Instructions to follow: Copy out each line containing "Jenta" from the entries below.

Input for this task:
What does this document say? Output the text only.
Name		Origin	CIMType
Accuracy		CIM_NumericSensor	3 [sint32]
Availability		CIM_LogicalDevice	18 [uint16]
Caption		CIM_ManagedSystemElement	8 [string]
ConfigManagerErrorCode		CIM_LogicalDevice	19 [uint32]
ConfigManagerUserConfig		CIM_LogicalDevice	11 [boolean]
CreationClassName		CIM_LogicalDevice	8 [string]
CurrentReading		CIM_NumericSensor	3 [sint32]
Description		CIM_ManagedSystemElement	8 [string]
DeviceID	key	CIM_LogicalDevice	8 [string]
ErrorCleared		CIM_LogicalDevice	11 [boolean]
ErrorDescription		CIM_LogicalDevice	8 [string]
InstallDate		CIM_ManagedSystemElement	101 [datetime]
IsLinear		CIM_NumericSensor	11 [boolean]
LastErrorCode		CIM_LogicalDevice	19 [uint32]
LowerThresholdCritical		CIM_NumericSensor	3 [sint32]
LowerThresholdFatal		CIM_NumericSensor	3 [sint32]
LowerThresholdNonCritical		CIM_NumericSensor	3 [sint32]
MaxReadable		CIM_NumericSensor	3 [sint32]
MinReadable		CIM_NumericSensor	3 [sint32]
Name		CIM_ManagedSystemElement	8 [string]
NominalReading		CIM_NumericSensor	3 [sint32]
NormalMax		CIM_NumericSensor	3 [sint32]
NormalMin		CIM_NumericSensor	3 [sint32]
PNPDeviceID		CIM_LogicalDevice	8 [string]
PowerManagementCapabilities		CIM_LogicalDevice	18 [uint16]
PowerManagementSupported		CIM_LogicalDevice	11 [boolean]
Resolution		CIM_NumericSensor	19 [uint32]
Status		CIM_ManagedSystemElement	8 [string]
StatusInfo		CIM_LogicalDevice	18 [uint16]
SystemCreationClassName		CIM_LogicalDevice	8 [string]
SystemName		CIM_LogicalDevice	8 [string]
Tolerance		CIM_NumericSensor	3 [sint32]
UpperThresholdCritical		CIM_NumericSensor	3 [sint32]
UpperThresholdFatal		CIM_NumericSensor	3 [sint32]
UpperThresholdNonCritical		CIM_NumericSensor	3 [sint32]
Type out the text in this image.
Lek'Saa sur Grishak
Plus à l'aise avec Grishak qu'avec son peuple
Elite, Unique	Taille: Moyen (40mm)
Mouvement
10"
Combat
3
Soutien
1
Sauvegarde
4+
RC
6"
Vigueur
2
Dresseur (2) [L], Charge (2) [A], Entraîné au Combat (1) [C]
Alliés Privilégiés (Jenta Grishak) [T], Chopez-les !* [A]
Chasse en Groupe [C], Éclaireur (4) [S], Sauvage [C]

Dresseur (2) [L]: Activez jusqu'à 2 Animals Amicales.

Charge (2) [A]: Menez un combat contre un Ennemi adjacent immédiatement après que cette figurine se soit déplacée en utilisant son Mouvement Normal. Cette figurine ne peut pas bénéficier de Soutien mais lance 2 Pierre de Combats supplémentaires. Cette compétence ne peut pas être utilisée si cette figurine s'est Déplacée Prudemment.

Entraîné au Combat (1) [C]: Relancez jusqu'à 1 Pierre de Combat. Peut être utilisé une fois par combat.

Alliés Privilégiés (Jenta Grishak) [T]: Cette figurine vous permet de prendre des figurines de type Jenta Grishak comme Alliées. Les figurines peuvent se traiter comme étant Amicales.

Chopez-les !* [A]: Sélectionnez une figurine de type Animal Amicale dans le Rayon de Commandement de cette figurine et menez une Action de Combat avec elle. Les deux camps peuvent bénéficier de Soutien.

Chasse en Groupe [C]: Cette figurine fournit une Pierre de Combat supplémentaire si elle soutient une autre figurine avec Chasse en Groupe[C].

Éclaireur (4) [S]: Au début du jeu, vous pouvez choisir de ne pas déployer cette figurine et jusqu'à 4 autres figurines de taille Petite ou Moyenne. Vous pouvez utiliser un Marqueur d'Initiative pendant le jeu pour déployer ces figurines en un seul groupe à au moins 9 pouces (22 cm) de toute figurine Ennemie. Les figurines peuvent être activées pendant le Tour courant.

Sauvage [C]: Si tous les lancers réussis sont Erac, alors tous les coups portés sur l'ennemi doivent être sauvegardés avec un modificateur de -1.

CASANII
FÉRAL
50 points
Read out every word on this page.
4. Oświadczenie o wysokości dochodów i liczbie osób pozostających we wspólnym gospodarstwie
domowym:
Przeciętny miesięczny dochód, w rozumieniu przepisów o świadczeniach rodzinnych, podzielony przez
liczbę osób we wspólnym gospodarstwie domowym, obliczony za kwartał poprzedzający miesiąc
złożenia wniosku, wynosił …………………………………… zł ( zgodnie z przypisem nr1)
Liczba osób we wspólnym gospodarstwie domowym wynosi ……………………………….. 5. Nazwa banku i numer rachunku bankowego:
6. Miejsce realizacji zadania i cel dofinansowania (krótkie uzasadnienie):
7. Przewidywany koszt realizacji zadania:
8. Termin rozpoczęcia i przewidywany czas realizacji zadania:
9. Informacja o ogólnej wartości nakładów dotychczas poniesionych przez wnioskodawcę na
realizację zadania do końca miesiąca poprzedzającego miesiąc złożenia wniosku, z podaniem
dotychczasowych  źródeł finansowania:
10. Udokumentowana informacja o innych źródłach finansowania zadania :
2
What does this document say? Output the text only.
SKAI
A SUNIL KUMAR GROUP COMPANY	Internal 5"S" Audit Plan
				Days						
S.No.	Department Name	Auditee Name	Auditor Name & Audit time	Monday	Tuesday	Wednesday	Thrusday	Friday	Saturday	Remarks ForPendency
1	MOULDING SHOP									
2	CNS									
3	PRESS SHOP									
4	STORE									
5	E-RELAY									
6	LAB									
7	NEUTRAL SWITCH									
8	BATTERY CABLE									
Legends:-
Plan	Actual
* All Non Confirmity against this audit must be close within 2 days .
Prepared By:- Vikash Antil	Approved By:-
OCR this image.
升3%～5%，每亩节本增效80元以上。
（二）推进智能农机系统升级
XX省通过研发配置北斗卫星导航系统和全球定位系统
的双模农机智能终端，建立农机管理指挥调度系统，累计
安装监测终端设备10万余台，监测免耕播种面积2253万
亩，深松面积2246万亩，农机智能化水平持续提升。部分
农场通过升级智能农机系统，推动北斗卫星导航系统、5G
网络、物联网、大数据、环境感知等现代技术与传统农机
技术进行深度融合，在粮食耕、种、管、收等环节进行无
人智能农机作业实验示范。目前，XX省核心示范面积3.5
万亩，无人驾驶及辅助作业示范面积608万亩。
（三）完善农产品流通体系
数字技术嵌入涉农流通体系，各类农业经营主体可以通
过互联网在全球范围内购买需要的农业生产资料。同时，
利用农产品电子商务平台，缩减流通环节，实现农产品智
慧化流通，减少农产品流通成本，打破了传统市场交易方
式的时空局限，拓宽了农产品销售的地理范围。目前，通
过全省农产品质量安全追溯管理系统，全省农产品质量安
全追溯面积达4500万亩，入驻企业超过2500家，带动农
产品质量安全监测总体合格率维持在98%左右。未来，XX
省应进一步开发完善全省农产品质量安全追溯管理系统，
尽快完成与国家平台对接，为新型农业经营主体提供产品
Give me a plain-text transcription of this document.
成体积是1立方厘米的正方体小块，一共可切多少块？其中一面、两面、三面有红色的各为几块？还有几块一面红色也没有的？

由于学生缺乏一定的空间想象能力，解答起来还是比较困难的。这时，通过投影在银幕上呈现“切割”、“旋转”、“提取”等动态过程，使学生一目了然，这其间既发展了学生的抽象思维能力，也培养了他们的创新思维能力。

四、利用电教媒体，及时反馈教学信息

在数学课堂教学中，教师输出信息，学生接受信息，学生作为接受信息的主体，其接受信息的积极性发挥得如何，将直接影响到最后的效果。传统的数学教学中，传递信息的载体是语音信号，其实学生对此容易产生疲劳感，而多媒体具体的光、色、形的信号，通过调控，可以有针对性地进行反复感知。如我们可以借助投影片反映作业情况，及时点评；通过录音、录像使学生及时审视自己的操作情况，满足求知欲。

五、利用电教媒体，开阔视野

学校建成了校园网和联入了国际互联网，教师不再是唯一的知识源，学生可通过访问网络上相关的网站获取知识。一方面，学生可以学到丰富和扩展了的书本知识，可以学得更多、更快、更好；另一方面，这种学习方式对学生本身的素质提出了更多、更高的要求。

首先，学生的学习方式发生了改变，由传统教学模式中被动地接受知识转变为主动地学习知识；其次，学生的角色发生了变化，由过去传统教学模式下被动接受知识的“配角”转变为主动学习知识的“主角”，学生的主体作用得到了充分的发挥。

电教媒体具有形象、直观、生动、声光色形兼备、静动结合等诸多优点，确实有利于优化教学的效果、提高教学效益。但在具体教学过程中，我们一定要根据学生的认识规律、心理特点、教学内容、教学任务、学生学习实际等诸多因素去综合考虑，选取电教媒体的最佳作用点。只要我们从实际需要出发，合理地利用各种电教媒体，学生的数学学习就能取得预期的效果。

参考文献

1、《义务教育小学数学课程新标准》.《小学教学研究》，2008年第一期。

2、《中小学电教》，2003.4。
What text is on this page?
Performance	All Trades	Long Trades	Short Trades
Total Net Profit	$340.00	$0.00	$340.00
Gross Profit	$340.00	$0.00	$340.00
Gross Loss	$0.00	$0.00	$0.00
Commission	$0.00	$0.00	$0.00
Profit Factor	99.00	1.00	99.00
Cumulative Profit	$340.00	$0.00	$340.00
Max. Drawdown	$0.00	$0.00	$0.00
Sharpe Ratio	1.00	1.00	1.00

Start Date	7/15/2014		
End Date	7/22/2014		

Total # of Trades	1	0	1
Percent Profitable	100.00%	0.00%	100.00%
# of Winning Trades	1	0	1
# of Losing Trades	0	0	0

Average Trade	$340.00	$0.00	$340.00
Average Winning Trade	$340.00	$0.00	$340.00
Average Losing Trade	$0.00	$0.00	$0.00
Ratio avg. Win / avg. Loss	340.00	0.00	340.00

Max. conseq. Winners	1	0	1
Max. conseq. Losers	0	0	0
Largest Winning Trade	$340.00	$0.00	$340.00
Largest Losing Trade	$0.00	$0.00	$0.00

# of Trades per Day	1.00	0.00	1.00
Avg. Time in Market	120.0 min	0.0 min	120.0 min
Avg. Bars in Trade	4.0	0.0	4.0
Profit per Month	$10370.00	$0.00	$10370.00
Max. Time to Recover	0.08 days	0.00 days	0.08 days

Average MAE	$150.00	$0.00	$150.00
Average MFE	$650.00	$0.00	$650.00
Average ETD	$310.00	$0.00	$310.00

Answer to this problem:
Alliés Privilégiés (Jenta Grishak) [T], Chopez-les !* [A]
Alliés Privilégiés (Jenta Grishak) [T]: Cette figurine vous permet de prendre des figurines de type Jenta Grishak comme Alliées. Les figurines peuvent se traiter comme étant Amicales.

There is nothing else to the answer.